(Figure contents as structured data)

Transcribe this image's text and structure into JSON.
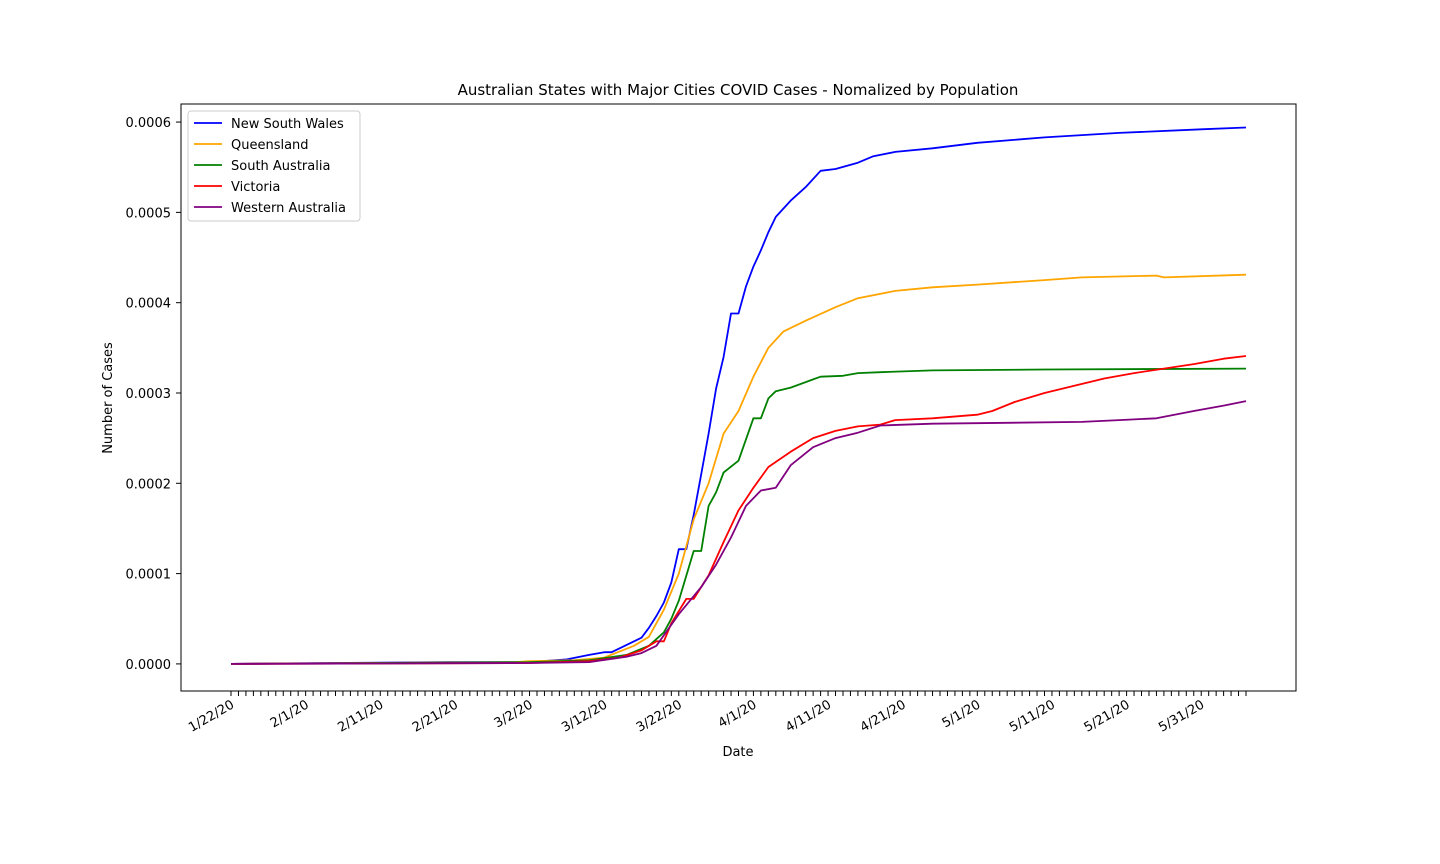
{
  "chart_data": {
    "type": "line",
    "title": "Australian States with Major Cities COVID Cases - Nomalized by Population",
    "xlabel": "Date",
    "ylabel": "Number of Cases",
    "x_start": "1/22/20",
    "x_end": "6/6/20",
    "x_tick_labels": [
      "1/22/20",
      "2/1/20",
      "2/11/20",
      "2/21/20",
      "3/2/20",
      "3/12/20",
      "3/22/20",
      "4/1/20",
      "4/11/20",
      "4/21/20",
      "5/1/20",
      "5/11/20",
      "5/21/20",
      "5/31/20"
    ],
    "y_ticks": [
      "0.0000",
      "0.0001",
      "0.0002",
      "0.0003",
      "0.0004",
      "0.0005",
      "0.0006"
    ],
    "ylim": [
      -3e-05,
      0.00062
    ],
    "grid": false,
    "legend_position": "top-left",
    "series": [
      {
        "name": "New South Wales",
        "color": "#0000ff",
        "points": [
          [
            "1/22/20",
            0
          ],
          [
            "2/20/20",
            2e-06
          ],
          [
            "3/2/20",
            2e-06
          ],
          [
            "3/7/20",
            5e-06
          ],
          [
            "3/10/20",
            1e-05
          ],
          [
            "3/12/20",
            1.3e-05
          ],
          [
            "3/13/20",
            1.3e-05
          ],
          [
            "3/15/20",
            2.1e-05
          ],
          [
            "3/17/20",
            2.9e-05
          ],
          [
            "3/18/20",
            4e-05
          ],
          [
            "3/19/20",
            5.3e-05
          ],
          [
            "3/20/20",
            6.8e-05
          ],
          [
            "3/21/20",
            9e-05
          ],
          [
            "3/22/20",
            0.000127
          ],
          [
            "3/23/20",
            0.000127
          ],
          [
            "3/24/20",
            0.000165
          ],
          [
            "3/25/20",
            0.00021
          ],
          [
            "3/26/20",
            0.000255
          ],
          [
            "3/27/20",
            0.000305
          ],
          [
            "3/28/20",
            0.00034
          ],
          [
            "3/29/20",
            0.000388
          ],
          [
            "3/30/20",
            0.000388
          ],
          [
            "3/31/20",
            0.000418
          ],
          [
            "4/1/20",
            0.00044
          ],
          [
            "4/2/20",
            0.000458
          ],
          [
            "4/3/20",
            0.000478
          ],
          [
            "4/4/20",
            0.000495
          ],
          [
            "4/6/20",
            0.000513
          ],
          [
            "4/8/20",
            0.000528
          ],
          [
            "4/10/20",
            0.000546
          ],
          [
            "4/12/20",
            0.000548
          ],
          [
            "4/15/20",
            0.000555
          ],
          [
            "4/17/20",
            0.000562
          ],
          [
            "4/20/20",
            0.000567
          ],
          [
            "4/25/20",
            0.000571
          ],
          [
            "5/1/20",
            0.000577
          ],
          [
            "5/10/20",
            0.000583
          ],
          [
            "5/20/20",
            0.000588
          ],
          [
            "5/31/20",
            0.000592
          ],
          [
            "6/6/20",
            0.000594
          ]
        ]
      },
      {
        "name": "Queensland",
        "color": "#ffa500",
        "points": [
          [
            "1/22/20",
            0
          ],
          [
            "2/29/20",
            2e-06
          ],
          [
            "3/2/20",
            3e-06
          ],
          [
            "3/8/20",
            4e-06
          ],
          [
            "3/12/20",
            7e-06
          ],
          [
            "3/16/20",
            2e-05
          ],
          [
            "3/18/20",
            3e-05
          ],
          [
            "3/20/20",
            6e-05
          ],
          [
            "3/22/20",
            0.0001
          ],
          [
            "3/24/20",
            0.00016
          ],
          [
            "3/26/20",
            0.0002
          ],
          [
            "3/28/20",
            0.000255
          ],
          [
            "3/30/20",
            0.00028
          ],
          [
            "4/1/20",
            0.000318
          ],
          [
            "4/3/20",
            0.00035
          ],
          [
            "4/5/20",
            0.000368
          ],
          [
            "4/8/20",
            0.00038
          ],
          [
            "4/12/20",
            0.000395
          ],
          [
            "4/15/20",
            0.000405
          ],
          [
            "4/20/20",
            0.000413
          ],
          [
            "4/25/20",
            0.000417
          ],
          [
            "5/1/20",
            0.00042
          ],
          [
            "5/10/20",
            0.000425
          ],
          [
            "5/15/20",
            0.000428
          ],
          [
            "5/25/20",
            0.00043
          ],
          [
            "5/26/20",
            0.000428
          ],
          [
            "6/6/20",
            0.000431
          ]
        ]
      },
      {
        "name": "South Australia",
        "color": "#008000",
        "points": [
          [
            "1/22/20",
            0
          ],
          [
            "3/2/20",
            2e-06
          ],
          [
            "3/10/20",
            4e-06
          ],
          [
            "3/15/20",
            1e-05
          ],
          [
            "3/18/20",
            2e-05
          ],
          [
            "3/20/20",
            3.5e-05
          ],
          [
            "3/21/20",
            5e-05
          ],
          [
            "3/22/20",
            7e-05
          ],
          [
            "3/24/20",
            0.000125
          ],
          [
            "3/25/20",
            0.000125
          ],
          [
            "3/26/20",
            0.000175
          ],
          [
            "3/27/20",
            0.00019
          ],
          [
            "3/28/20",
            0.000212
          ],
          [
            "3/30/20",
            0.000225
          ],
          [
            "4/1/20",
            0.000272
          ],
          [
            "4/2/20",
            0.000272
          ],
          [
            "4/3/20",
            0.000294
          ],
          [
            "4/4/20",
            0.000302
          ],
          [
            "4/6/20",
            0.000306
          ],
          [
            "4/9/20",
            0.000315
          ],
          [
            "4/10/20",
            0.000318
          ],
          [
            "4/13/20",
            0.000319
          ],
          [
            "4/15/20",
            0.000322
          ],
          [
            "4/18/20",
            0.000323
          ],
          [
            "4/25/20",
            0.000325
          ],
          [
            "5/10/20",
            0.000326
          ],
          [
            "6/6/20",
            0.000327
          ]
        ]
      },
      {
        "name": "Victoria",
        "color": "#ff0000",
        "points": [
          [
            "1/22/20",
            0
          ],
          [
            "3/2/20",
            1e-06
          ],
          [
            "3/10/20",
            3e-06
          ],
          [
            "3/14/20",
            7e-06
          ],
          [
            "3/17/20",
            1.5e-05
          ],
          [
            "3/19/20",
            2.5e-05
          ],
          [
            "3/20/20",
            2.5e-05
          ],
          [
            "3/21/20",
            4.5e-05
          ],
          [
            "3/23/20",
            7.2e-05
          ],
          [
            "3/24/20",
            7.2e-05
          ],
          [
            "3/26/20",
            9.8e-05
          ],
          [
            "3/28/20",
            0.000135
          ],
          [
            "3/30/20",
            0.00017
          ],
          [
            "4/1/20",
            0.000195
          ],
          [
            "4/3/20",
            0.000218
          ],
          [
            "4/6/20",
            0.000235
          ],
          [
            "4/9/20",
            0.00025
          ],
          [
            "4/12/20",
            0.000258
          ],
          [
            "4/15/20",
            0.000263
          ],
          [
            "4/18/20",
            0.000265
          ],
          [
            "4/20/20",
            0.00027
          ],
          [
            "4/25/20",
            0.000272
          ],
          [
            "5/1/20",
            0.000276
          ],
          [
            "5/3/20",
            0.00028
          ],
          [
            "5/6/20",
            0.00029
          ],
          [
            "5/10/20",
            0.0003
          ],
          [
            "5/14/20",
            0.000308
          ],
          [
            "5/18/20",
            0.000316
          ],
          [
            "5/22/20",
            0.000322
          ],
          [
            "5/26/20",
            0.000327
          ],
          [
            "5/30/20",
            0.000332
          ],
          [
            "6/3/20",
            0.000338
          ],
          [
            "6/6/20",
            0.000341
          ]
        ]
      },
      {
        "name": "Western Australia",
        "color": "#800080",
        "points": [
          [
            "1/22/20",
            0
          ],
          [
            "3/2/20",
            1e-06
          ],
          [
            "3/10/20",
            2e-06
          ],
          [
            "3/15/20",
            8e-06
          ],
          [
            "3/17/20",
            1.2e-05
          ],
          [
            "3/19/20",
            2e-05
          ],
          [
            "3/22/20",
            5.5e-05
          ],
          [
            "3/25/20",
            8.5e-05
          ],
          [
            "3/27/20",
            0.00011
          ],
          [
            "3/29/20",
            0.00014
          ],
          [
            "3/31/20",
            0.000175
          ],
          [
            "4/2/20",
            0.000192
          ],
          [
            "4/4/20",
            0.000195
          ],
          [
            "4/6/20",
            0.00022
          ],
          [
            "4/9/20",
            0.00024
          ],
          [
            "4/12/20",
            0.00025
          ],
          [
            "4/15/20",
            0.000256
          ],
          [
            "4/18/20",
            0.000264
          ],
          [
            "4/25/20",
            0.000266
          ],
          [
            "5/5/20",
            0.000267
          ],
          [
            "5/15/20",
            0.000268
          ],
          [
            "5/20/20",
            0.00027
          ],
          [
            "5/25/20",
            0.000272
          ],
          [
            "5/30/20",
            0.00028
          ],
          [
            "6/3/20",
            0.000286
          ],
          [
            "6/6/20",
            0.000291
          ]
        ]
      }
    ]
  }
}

▶ [TASK REQUIREMENTS]:
Tally the lines above that contain the word "color", and reply with only the number.

▶ [THE REPLY]:
5